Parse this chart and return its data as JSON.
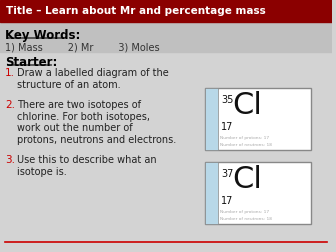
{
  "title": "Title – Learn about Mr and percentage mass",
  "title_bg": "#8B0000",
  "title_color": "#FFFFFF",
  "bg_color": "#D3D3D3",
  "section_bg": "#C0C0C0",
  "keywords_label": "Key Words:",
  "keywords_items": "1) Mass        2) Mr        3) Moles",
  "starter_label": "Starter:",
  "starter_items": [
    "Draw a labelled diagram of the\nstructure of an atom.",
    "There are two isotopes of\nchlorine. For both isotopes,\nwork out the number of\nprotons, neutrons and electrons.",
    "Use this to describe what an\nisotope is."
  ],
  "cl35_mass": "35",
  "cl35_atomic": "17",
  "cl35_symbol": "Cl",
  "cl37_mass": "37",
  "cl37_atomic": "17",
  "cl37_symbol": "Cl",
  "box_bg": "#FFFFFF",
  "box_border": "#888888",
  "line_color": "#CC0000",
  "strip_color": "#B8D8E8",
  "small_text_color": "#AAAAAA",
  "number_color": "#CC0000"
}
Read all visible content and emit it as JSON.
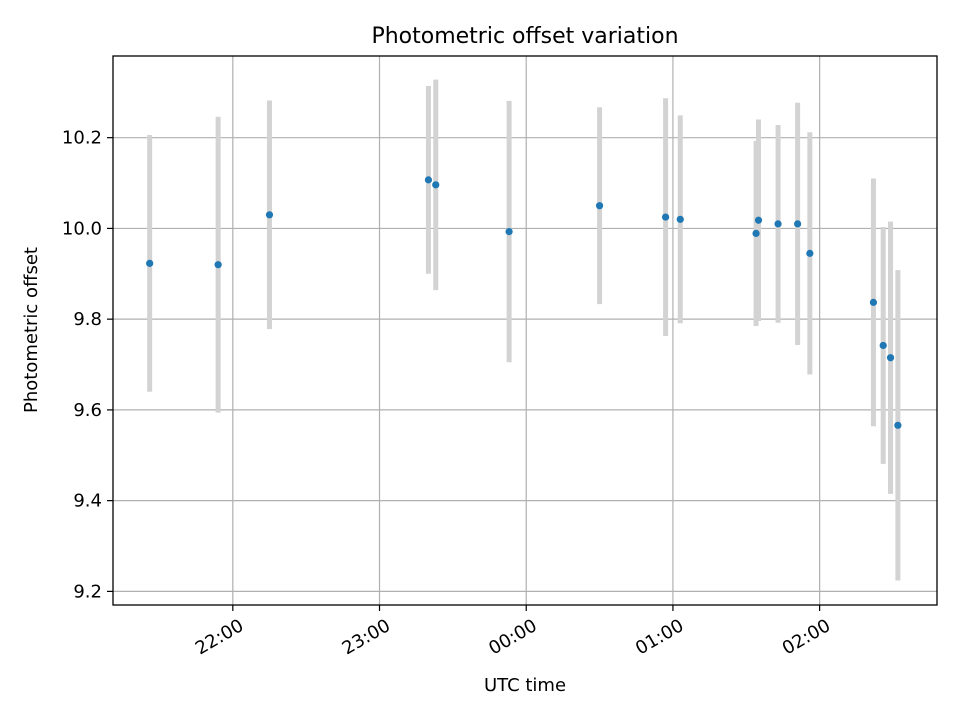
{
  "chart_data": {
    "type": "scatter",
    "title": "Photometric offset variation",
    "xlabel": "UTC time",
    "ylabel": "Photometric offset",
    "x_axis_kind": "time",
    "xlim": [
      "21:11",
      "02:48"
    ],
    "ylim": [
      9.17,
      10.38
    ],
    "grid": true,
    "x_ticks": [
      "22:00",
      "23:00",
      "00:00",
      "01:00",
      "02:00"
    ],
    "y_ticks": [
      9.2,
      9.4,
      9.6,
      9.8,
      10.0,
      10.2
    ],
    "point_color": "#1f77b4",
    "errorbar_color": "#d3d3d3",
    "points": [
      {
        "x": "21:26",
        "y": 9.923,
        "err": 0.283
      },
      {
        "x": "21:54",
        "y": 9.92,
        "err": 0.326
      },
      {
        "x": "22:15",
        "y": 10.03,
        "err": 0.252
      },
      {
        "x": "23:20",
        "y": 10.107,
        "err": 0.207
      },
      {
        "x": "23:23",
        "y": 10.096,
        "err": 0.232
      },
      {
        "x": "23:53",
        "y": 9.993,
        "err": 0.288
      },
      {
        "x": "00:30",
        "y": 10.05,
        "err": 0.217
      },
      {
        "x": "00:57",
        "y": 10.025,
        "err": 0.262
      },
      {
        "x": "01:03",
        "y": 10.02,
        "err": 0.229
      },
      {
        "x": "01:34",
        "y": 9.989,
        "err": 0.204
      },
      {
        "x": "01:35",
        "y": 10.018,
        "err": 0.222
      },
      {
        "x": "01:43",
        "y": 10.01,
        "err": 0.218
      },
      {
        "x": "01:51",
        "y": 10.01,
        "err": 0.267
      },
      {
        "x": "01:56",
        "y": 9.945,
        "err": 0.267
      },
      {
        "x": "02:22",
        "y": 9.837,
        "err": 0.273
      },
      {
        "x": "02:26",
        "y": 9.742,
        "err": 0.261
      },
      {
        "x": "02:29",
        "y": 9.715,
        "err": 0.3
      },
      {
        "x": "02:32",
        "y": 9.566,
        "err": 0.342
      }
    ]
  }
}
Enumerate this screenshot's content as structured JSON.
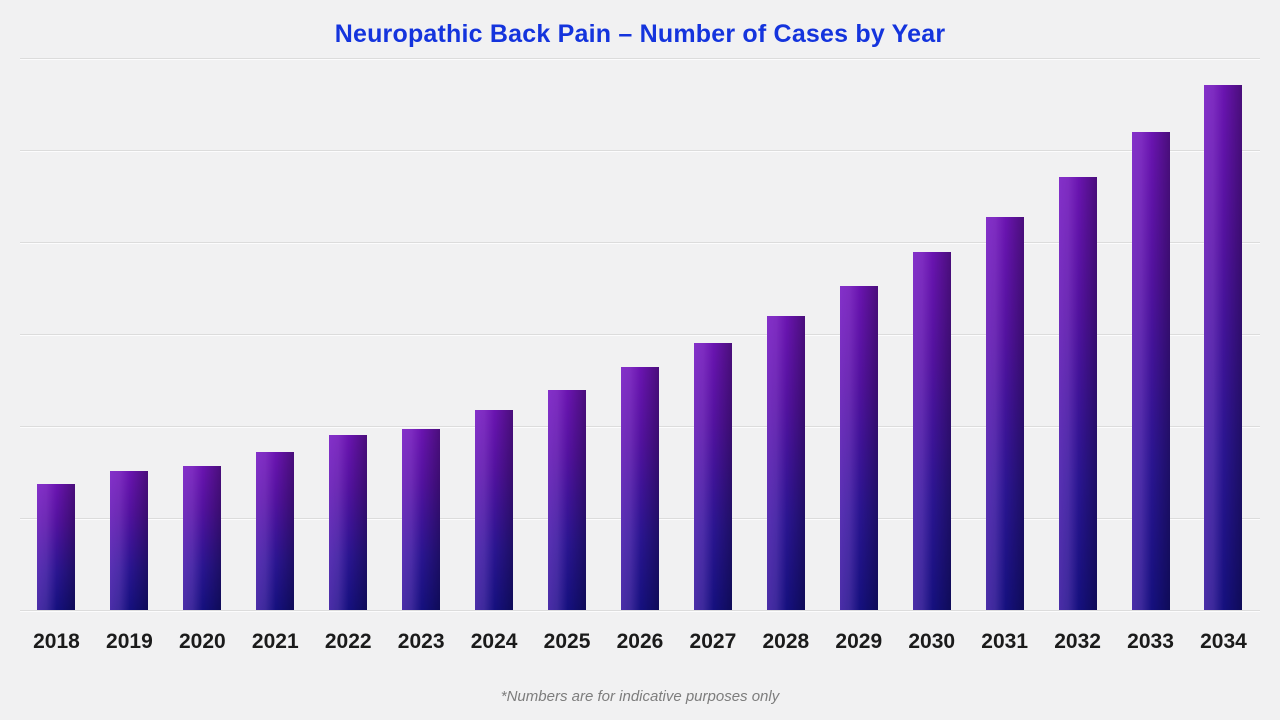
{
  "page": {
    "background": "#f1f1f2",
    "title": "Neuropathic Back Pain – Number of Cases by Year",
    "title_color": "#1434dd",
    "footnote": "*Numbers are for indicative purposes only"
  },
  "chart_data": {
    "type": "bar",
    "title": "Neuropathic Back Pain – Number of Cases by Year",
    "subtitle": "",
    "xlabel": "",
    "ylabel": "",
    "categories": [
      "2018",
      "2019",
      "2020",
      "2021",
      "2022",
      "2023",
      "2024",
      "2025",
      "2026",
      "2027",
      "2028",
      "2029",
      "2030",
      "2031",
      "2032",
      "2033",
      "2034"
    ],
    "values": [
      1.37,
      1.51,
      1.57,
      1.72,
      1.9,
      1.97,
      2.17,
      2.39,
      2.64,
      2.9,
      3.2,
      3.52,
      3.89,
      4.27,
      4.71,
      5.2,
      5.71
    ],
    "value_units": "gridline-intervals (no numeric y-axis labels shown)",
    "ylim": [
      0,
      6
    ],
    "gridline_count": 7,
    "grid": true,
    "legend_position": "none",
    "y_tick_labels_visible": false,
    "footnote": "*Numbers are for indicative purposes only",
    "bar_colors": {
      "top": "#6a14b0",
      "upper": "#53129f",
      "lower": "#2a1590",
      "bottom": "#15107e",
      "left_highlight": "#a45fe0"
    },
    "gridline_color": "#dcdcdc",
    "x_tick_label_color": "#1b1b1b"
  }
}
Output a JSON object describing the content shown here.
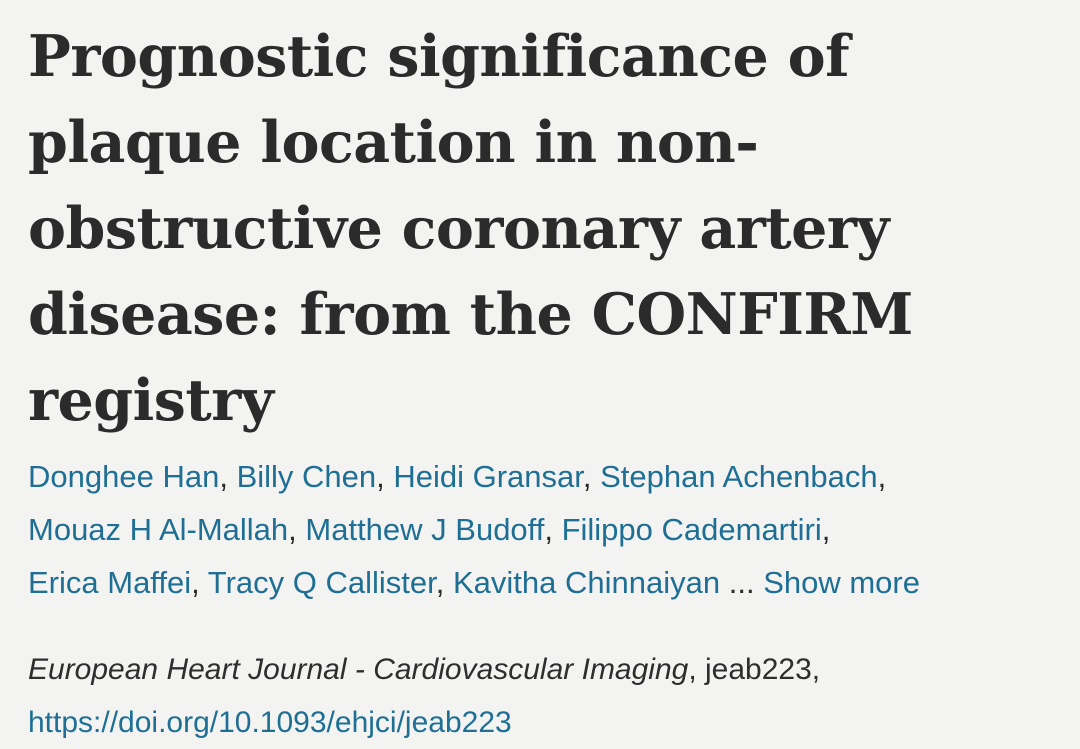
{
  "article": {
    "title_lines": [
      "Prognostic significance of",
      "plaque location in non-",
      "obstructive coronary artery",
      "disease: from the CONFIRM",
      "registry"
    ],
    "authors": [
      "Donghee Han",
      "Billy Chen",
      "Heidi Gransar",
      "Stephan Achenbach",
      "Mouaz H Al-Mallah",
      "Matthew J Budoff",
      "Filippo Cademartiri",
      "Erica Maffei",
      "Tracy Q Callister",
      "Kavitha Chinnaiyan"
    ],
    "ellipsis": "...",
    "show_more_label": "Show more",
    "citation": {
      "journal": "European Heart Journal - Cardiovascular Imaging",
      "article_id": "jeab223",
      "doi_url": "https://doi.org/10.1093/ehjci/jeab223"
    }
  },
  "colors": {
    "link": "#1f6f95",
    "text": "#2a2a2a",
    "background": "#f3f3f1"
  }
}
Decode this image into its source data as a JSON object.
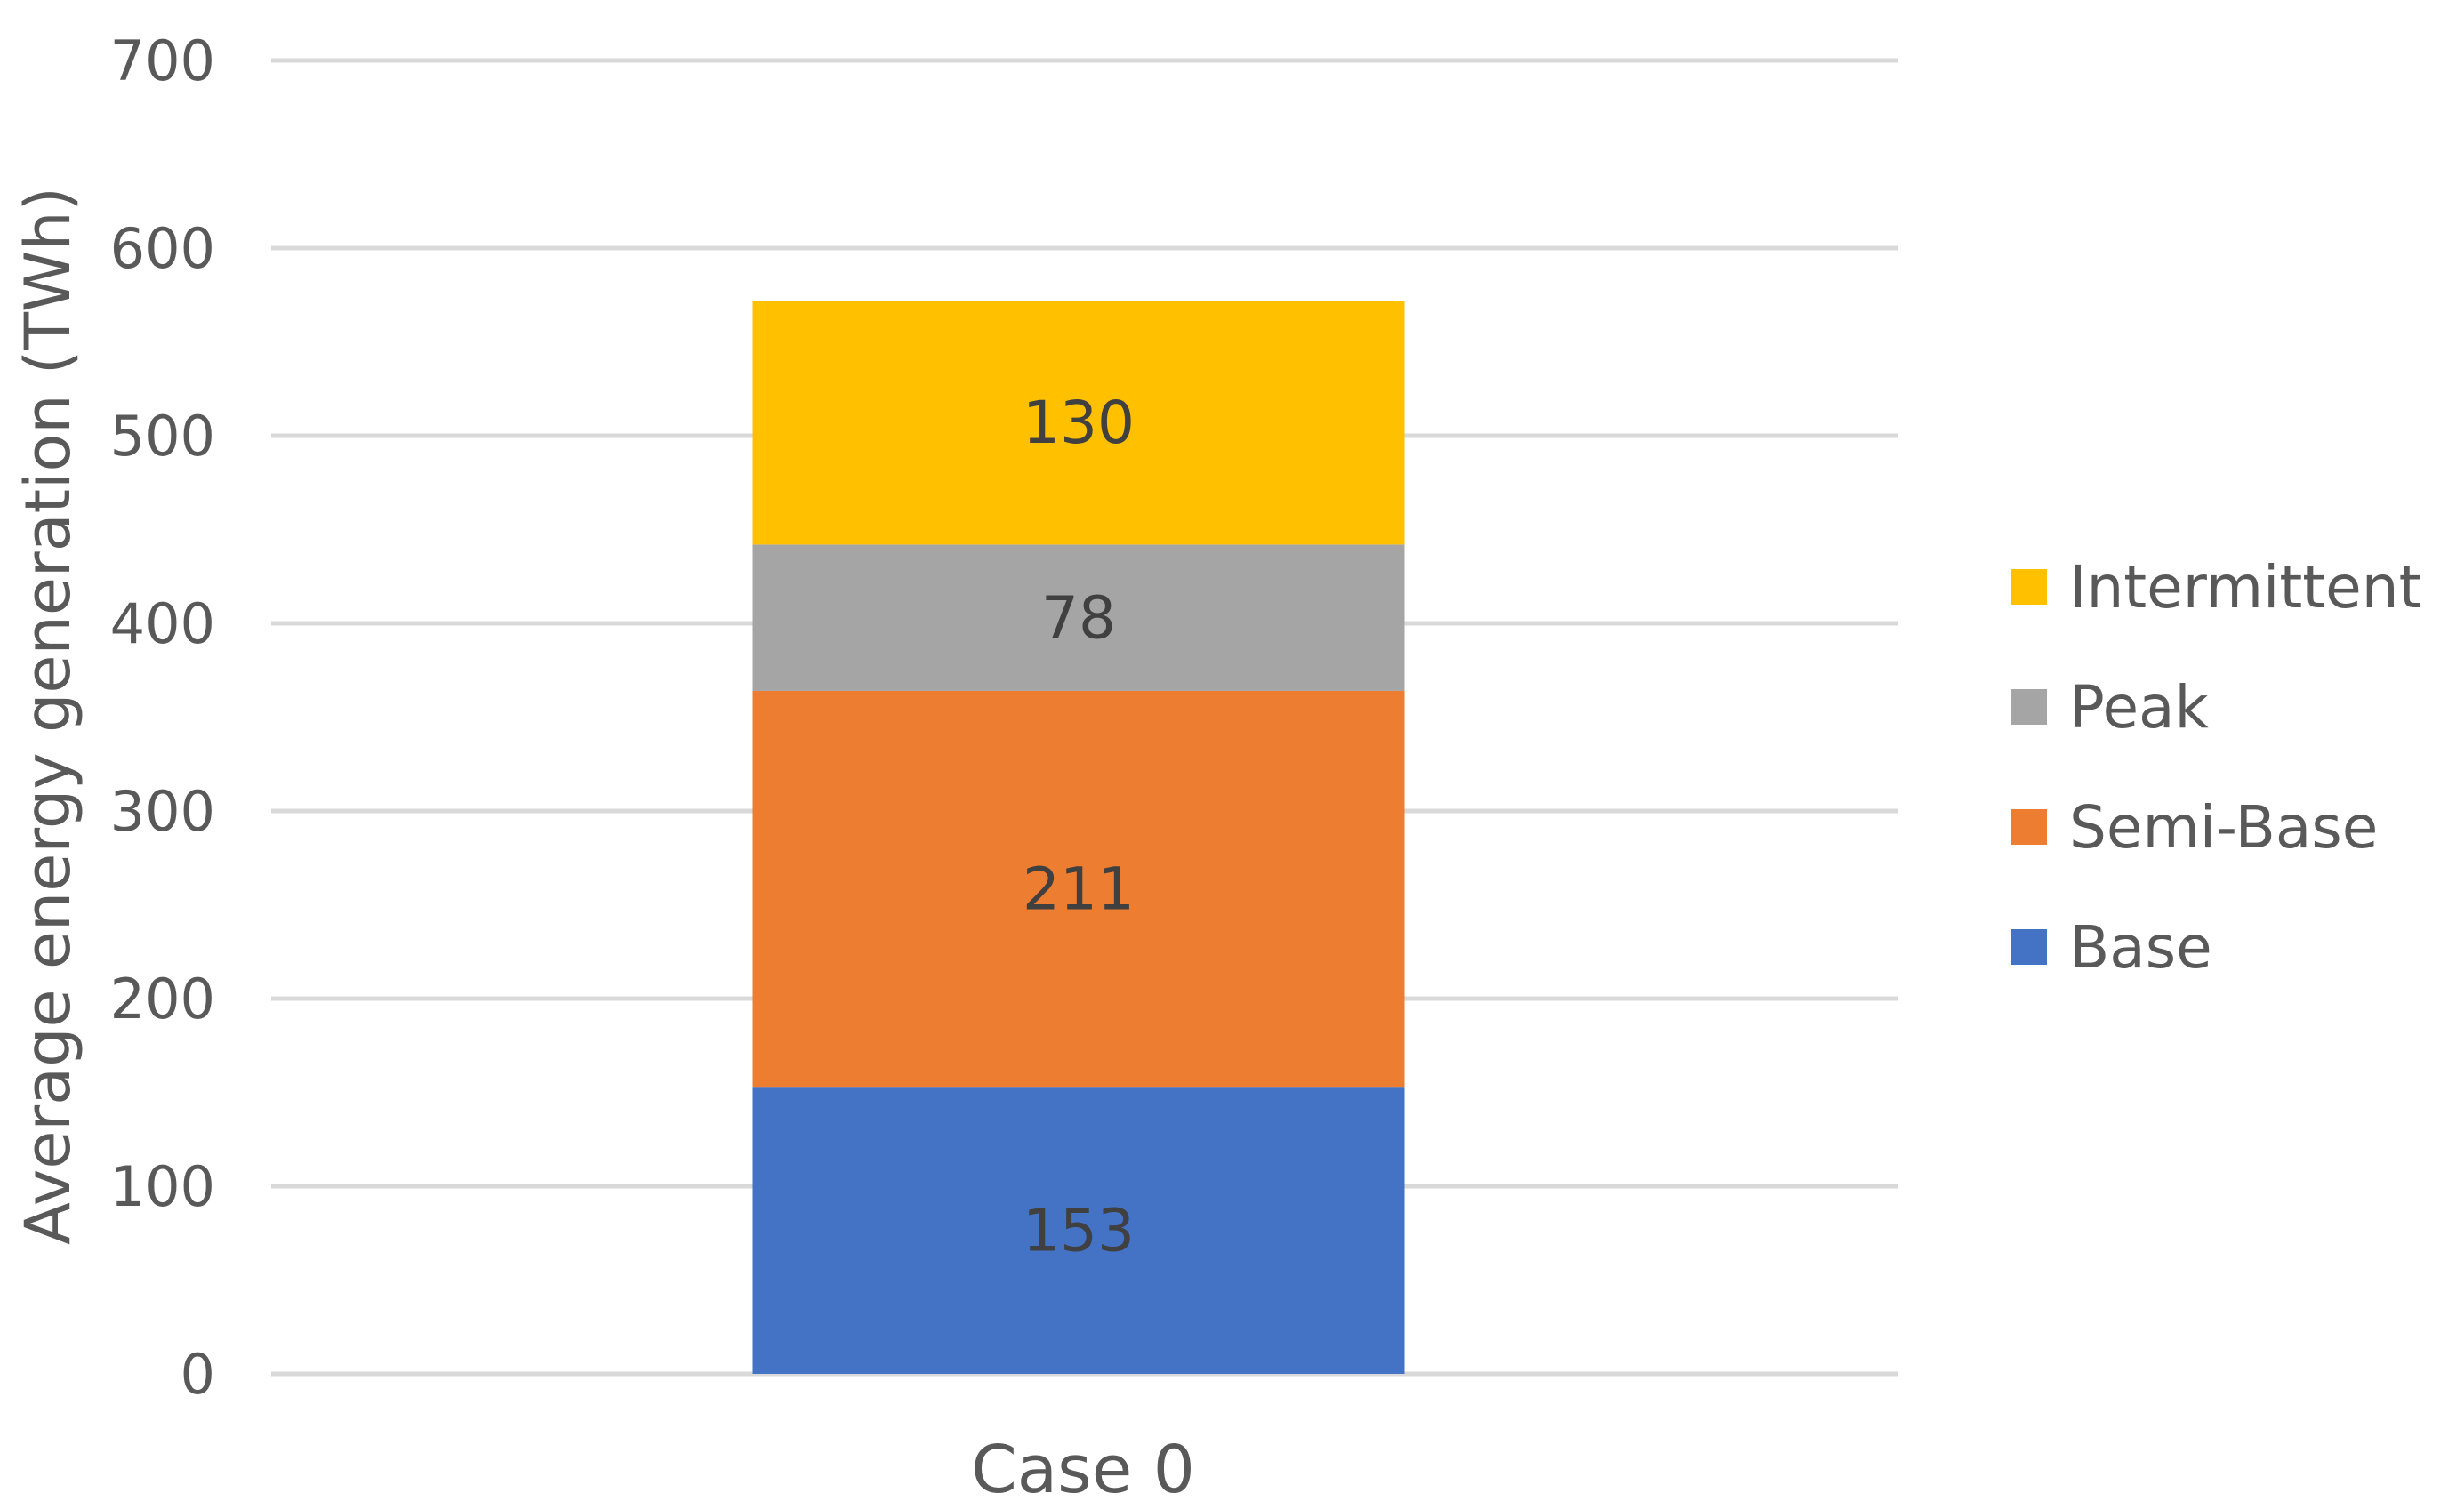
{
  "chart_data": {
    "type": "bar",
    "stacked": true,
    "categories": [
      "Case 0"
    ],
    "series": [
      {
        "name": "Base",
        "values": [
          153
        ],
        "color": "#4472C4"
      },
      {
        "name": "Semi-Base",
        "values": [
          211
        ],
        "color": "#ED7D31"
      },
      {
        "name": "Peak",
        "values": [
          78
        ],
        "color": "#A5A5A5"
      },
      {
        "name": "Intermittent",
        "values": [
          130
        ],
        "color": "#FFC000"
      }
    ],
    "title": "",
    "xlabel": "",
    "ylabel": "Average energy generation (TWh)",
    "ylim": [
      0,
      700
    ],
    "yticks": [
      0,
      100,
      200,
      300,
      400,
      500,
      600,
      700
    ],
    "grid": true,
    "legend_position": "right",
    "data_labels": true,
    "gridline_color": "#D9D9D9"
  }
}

### What you will do
Tally the lines of the preceding listing in which the word "purposes" appears; state nothing but the total.

### Exercise output
2